Source extract:
I've started writing complimentary articles on sites that's allow do follow but I know I need a variety of links so know I need to do this as well.
Martinez 🎓 » Charlotte
Don't obsess over links. There are better uses of your time and energy.
Charlotte ✍️ » Martinez
I need them if I want my articles to rank though. My website is less than a year old, when I compare my SEO with my comp my articles aren't ranking I guess because Google doesn't see my site as trustworthy
Martinez 🎓 » Charlotte
No, you don't need them if you want your articles to rank. THAT is an SEO myth.
The frenzy over link-building arose from the realization (sometime around 2003) that artificially increasing a backlink profile (via a process called "Google Bombing") would give people an advantage.
Such links violated the search engine guidelines. But many Web marketers invested the next 10-12 years in various strategies to boost their backlink profiles.
It was all spam. And of course it helped – until Google figured out how to render the links ineffective. And many thousands of Websites received manual penalties. After the Penguin 1.0 algorithm rolled out in 2012, the "manual penalties" declined in number but Penguin still hurt thousands of sites.

Job 1:
From the link-building thread, list in order the developments in the history of link-building that Martinez describes.
Job 2:
According to the link-building thread, why did the frenzy over link-building arise?
Job 3:
Continue the link-building thread from its last sentence.

Raw data:
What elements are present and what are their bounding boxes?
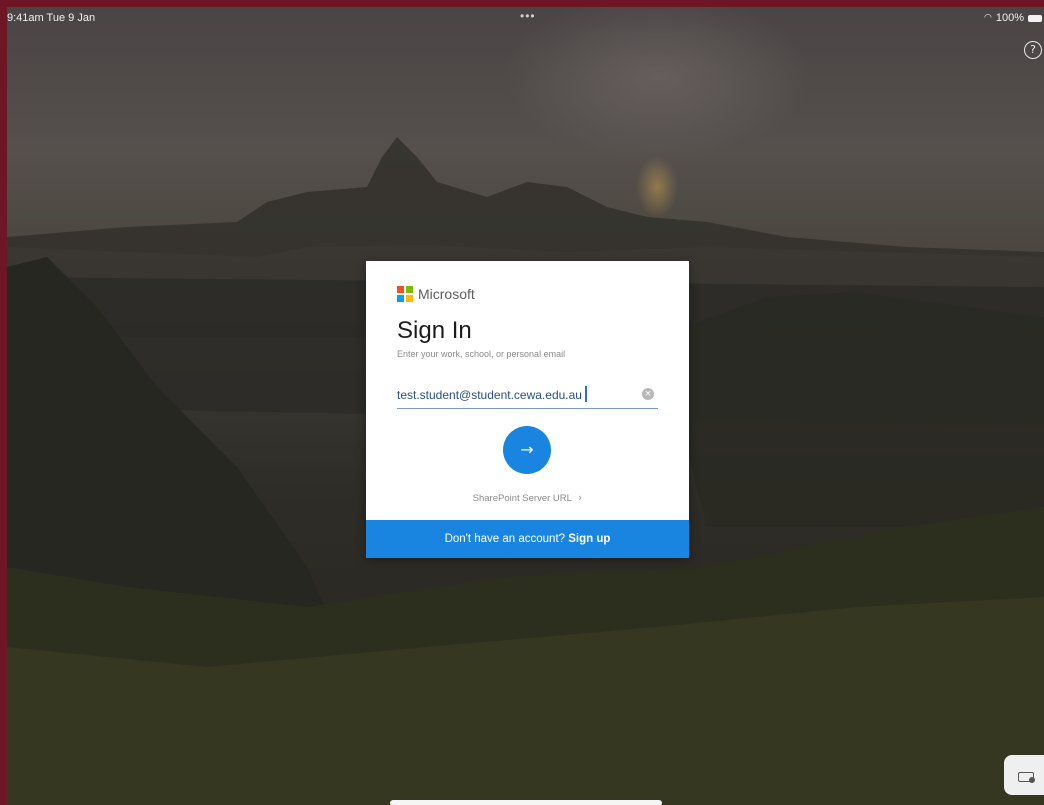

Expected output 1:
- Around 2003, people realized that artificially increasing a backlink profile through "Google Bombing" would give them an advantage.
- Many Web marketers spent the next 10-12 years on strategies to boost their backlink profiles, even though such links violated the search engine guidelines.
- Google figured out how to render the links ineffective.
- Many thousands of Websites received manual penalties.
- The Penguin 1.0 algorithm rolled out in 2012. After that, manual penalties declined in number, but Penguin still hurt thousands of sites.

Expected output 2:
The frenzy started around 2003, when people realized that artificially increasing a backlink profile through "Google Bombing" would give them an advantage.

Expected output 3:
Writing guest posts for so-called "do-follow links" also violates search engine guidelines. Google began systematically cracking down on the practice in 2013.
It's okay to write guest posts but if you're only doing it for links that boost search rankings you're setting a time bomb that will eventually hurt the site.
When it comes to links, you should look at your site (and every site that you optimize) with 1 question foremost in mind: "Why isn't anyone linking to this site?"
Answer that question and you can begin focusing on creating the kind of site people link to.
And, believe me, people will naturally link to just about any topic on any kind of site as long as they think it's useful to do so. No guest posts required. No budget required.
I earn links every year. It becomes easier to do as you earn more links – and that rightfully feels unfair to most people. But you can share your content on social media and, frankly, well-written content does rank on its own for many less competitive queries.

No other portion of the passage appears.